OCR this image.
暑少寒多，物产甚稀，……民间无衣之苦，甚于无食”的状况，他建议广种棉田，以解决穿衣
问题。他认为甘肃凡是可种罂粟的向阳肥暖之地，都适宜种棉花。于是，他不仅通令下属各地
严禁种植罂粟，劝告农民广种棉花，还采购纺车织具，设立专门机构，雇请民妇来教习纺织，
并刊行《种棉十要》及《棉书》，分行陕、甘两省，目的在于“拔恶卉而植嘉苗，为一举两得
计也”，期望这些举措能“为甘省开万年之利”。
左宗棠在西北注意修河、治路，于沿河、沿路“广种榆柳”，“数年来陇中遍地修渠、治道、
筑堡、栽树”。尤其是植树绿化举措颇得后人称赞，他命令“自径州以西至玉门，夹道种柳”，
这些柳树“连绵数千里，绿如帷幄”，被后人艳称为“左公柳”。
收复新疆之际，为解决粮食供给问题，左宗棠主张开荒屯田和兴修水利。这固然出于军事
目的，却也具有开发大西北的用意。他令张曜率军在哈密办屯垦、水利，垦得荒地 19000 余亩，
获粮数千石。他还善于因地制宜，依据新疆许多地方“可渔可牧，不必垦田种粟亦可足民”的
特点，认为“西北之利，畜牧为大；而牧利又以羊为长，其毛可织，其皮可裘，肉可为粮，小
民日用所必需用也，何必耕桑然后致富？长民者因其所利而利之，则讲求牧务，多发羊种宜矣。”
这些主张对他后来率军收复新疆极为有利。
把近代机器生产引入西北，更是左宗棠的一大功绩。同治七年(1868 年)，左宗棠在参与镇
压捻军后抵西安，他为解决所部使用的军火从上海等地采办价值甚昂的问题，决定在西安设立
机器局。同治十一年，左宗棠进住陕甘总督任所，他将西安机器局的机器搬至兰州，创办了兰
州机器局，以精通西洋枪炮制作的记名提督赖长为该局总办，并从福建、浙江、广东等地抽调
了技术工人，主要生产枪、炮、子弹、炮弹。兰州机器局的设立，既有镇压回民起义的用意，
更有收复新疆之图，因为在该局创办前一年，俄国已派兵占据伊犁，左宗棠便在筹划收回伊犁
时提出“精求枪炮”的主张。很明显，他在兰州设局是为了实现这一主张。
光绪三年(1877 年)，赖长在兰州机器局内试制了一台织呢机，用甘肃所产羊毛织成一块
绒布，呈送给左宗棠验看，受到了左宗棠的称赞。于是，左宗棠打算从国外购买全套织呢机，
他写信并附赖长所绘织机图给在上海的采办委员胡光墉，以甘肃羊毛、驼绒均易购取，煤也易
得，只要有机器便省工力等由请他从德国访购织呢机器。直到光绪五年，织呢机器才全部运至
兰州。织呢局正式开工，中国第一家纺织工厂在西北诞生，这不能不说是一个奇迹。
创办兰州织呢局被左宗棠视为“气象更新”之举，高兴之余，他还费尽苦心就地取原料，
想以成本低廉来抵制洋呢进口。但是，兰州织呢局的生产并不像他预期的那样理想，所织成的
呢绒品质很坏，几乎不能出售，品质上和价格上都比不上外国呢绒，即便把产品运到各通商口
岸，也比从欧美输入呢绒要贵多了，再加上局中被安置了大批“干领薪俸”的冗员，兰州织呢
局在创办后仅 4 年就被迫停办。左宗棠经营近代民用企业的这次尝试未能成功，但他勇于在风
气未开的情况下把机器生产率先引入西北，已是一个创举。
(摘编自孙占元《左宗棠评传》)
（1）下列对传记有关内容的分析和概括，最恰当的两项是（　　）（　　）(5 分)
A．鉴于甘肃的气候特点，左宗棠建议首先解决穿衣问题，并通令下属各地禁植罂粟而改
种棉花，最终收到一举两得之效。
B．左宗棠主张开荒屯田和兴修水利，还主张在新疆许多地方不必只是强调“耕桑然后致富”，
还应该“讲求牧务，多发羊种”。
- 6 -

[Work to complete]: Return the full listing, character for character.

[Answer for this exercise]:
OCR this image.
暑少寒多，物产甚稀，……民间无衣之苦，甚于无食”的状况，他建议广种棉田，以解决穿衣
问题。他认为甘肃凡是可种罂粟的向阳肥暖之地，都适宜种棉花。于是，他不仅通令下属各地
严禁种植罂粟，劝告农民广种棉花，还采购纺车织具，设立专门机构，雇请民妇来教习纺织，
并刊行《种棉十要》及《棉书》，分行陕、甘两省，目的在于“拔恶卉而植嘉苗，为一举两得
计也”，期望这些举措能“为甘省开万年之利”。
左宗棠在西北注意修河、治路，于沿河、沿路“广种榆柳”，“数年来陇中遍地修渠、治道、
筑堡、栽树”。尤其是植树绿化举措颇得后人称赞，他命令“自径州以西至玉门，夹道种柳”，
这些柳树“连绵数千里，绿如帷幄”，被后人艳称为“左公柳”。
收复新疆之际，为解决粮食供给问题，左宗棠主张开荒屯田和兴修水利。这固然出于军事
目的，却也具有开发大西北的用意。他令张曜率军在哈密办屯垦、水利，垦得荒地 19000 余亩，
获粮数千石。他还善于因地制宜，依据新疆许多地方“可渔可牧，不必垦田种粟亦可足民”的
特点，认为“西北之利，畜牧为大；而牧利又以羊为长，其毛可织，其皮可裘，肉可为粮，小
民日用所必需用也，何必耕桑然后致富？长民者因其所利而利之，则讲求牧务，多发羊种宜矣。”
这些主张对他后来率军收复新疆极为有利。
把近代机器生产引入西北，更是左宗棠的一大功绩。同治七年(1868 年)，左宗棠在参与镇
压捻军后抵西安，他为解决所部使用的军火从上海等地采办价值甚昂的问题，决定在西安设立
机器局。同治十一年，左宗棠进住陕甘总督任所，他将西安机器局的机器搬至兰州，创办了兰
州机器局，以精通西洋枪炮制作的记名提督赖长为该局总办，并从福建、浙江、广东等地抽调
了技术工人，主要生产枪、炮、子弹、炮弹。兰州机器局的设立，既有镇压回民起义的用意，
更有收复新疆之图，因为在该局创办前一年，俄国已派兵占据伊犁，左宗棠便在筹划收回伊犁
时提出“精求枪炮”的主张。很明显，他在兰州设局是为了实现这一主张。
光绪三年(1877 年)，赖长在兰州机器局内试制了一台织呢机，用甘肃所产羊毛织成一块
绒布，呈送给左宗棠验看，受到了左宗棠的称赞。于是，左宗棠打算从国外购买全套织呢机，
他写信并附赖长所绘织机图给在上海的采办委员胡光墉，以甘肃羊毛、驼绒均易购取，煤也易
得，只要有机器便省工力等由请他从德国访购织呢机器。直到光绪五年，织呢机器才全部运至
兰州。织呢局正式开工，中国第一家纺织工厂在西北诞生，这不能不说是一个奇迹。
创办兰州织呢局被左宗棠视为“气象更新”之举，高兴之余，他还费尽苦心就地取原料，
想以成本低廉来抵制洋呢进口。但是，兰州织呢局的生产并不像他预期的那样理想，所织成的
呢绒品质很坏，几乎不能出售，品质上和价格上都比不上外国呢绒，即便把产品运到各通商口
岸，也比从欧美输入呢绒要贵多了，再加上局中被安置了大批“干领薪俸”的冗员，兰州织呢
局在创办后仅 4 年就被迫停办。左宗棠经营近代民用企业的这次尝试未能成功，但他勇于在风
气未开的情况下把机器生产率先引入西北，已是一个创举。
(摘编自孙占元《左宗棠评传》)
（1）下列对传记有关内容的分析和概括，最恰当的两项是（　　）（　　）(5 分)
A．鉴于甘肃的气候特点，左宗棠建议首先解决穿衣问题，并通令下属各地禁植罂粟而改
种棉花，最终收到一举两得之效。
B．左宗棠主张开荒屯田和兴修水利，还主张在新疆许多地方不必只是强调“耕桑然后致富”，
还应该“讲求牧务，多发羊种”。
- 6 -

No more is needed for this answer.